:: Task objective ::
Gather the lines from the material that contain "Details".

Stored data
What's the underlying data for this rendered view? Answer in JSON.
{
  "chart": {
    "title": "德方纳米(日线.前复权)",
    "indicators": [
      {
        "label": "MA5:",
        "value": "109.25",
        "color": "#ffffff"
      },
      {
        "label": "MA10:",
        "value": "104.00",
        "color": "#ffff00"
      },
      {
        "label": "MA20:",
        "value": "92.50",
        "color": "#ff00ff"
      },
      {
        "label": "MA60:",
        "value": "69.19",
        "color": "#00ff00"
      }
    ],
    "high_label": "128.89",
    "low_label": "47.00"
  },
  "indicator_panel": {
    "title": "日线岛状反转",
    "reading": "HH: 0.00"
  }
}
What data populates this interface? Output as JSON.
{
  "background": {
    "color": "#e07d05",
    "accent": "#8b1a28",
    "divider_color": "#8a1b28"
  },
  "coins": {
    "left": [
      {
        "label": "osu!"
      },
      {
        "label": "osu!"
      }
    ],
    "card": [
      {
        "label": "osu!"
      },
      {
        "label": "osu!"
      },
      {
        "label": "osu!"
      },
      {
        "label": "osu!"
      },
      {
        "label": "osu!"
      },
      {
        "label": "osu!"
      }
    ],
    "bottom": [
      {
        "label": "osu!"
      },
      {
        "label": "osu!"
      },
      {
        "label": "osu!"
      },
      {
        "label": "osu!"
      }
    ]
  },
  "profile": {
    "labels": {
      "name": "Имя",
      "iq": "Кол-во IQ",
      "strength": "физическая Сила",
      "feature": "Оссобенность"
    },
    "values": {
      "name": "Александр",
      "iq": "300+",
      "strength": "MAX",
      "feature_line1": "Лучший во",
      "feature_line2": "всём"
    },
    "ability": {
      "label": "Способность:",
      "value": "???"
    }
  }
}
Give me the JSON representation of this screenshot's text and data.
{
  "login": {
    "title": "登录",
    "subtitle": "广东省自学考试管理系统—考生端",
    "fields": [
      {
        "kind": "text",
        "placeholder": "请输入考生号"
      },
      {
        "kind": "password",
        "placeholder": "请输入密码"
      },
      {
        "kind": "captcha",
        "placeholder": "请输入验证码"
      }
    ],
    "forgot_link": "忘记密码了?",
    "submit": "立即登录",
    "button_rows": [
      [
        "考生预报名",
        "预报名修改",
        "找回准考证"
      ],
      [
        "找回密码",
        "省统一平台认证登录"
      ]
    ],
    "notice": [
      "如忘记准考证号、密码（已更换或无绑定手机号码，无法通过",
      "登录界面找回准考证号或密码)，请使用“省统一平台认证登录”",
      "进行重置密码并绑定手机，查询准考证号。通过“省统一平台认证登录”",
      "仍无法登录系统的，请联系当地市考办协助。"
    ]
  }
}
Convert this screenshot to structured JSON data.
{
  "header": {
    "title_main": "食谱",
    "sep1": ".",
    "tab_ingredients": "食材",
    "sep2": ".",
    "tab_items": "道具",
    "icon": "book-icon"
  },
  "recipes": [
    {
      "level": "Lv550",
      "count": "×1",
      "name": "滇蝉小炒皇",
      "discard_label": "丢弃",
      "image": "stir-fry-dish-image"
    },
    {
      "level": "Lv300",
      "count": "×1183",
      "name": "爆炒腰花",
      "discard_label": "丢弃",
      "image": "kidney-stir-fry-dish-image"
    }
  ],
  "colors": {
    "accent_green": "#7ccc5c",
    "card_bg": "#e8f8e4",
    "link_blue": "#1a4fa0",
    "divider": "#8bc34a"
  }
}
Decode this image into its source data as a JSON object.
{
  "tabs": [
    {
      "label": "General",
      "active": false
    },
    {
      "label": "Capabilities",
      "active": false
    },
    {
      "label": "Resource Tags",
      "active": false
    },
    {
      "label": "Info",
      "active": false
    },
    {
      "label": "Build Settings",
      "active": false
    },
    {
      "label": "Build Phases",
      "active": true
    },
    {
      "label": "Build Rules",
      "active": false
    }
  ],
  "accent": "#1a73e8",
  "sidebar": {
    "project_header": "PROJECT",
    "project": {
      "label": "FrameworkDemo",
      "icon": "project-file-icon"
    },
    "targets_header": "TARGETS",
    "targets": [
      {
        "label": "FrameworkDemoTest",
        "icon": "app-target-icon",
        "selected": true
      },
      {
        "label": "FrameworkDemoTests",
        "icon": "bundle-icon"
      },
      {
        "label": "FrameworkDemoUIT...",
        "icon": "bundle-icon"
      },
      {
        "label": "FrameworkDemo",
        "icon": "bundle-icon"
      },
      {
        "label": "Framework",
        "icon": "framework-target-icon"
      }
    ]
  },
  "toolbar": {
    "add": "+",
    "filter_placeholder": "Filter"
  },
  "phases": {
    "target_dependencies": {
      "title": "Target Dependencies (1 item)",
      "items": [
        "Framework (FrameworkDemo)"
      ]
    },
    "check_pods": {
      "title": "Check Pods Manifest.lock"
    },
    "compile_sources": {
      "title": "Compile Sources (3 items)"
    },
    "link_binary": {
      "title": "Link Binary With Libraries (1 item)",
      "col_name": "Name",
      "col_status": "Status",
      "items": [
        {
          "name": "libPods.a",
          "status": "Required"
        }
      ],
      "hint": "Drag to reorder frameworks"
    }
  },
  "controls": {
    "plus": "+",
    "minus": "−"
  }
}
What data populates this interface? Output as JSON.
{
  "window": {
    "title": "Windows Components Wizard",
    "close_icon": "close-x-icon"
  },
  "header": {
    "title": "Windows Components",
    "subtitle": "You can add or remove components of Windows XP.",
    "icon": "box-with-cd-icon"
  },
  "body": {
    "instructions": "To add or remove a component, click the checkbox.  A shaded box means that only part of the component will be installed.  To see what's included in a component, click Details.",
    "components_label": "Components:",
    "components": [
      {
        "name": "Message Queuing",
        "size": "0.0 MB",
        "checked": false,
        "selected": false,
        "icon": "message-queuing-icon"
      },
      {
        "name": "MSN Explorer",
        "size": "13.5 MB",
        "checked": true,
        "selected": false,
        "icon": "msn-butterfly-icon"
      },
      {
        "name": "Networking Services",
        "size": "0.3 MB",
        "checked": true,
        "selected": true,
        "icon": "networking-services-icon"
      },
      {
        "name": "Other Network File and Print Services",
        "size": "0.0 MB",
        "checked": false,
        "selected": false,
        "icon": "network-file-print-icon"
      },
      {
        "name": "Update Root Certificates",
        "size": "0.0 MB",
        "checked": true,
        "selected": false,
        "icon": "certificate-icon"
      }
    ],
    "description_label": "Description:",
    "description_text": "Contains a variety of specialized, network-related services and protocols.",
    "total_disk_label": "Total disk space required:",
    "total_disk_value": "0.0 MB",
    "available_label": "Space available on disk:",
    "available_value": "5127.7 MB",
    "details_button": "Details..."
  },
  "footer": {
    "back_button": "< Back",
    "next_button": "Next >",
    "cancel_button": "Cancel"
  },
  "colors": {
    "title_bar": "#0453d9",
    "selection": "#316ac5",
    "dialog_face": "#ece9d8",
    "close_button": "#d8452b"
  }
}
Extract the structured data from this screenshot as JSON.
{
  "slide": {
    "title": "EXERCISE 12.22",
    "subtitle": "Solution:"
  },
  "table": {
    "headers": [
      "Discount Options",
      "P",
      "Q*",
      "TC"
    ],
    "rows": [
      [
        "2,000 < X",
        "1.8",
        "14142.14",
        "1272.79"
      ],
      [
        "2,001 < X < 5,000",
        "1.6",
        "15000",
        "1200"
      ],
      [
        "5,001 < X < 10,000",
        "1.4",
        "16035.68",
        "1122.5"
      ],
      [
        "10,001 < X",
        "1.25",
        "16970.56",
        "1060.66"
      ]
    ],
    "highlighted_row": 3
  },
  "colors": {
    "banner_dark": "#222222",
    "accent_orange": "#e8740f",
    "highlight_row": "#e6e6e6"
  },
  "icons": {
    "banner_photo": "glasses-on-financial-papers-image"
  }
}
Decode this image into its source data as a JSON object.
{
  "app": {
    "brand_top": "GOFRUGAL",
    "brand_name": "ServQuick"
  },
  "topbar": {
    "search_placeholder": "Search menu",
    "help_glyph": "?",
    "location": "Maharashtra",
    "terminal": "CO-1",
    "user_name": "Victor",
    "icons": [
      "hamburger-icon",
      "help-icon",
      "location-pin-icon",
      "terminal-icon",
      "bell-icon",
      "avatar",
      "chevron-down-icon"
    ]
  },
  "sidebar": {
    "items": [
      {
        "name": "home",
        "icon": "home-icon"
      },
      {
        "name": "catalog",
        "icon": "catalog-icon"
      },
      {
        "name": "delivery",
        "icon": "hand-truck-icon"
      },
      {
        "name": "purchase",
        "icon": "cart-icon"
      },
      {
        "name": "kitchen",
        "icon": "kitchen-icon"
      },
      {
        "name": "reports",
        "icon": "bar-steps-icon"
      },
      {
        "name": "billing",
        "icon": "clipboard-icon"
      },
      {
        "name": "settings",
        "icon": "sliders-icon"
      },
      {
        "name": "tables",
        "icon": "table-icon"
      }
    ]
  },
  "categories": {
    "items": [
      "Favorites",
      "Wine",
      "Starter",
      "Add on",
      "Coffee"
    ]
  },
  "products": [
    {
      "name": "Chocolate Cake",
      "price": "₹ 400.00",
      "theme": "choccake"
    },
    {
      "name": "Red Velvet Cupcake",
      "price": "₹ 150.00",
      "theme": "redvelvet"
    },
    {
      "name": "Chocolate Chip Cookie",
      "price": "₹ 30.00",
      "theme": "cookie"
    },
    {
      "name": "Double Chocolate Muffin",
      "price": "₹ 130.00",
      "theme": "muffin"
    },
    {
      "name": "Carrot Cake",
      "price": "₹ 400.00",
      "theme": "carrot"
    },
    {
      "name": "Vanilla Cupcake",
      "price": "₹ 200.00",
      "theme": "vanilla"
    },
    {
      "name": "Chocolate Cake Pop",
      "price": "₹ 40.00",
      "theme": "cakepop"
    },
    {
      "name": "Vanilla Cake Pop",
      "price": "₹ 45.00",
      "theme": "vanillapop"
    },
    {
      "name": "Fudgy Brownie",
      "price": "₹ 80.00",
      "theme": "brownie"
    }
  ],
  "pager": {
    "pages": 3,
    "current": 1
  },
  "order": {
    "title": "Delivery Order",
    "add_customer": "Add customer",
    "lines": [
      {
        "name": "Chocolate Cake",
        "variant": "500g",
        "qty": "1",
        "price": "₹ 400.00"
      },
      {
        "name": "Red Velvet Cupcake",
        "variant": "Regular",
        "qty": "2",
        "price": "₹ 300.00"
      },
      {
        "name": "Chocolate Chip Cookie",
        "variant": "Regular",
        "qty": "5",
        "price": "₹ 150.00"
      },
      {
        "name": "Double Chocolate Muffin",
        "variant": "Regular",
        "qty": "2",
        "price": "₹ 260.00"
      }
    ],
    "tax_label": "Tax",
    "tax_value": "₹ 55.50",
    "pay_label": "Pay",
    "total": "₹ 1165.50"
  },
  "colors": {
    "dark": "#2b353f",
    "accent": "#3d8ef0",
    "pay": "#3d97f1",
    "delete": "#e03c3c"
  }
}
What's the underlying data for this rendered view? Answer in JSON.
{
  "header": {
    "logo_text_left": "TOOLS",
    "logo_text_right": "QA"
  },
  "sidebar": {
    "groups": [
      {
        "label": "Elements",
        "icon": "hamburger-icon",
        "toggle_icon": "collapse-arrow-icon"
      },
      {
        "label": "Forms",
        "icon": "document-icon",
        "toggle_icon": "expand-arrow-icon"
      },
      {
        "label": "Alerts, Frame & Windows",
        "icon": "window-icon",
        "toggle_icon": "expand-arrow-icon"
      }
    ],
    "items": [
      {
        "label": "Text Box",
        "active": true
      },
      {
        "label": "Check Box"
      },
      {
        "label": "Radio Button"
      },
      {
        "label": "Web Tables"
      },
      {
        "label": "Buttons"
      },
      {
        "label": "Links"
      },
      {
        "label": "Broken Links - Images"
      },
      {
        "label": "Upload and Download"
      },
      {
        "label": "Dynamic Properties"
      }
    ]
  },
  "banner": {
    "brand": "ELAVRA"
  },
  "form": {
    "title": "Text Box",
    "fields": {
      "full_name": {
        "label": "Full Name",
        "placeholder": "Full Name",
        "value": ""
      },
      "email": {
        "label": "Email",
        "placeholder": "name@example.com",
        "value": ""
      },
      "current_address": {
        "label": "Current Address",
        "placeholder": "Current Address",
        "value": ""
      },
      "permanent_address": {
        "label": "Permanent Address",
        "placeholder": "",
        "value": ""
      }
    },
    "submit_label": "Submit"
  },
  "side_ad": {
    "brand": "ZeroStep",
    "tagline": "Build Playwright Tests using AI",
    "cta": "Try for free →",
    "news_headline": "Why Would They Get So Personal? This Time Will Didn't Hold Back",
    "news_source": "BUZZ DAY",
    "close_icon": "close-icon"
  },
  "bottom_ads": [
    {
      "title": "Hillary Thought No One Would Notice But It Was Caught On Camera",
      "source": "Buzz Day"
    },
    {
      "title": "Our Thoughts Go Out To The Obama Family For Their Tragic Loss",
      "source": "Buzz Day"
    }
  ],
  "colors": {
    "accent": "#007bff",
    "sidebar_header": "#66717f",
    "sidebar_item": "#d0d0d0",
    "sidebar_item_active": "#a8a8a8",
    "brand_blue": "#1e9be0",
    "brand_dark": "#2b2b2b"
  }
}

:: Output below ::
    "instructions": "To add or remove a component, click the checkbox.  A shaded box means that only part of the component will be installed.  To see what's included in a component, click Details.",
    "details_button": "Details..."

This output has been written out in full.